* _Data to use_:
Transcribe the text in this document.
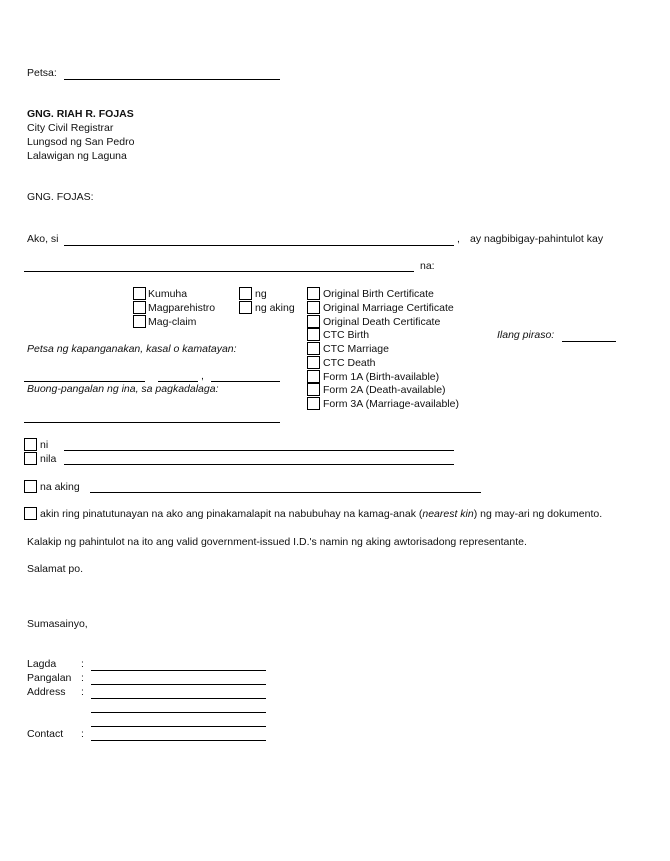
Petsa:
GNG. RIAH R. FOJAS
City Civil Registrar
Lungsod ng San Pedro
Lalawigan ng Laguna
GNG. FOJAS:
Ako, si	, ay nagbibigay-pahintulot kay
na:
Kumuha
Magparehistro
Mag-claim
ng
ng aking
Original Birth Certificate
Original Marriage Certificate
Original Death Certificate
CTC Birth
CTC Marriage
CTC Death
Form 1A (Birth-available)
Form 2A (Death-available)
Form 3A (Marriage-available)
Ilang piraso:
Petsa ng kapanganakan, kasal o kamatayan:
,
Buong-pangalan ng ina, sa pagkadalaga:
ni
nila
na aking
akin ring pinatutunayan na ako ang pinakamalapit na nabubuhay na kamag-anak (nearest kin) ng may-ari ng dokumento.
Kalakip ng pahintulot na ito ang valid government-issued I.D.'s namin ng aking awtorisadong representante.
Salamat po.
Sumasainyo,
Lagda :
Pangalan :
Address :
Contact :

* _Problem details_:
Transcribe all the data word for word; the images stay out.

* _Output of the task_:
Transcribe the text in this document.
Petsa:
GNG. RIAH R. FOJAS
City Civil Registrar
Lungsod ng San Pedro
Lalawigan ng Laguna
GNG. FOJAS:
Ako, si	, ay nagbibigay-pahintulot kay
na:
Kumuha
Magparehistro
Mag-claim
ng
ng aking
Original Birth Certificate
Original Marriage Certificate
Original Death Certificate
CTC Birth
CTC Marriage
CTC Death
Form 1A (Birth-available)
Form 2A (Death-available)
Form 3A (Marriage-available)
Ilang piraso:
Petsa ng kapanganakan, kasal o kamatayan:
,
Buong-pangalan ng ina, sa pagkadalaga:
ni
nila
na aking
akin ring pinatutunayan na ako ang pinakamalapit na nabubuhay na kamag-anak (nearest kin) ng may-ari ng dokumento.
Kalakip ng pahintulot na ito ang valid government-issued I.D.'s namin ng aking awtorisadong representante.
Salamat po.
Sumasainyo,
Lagda :
Pangalan :
Address :
Contact :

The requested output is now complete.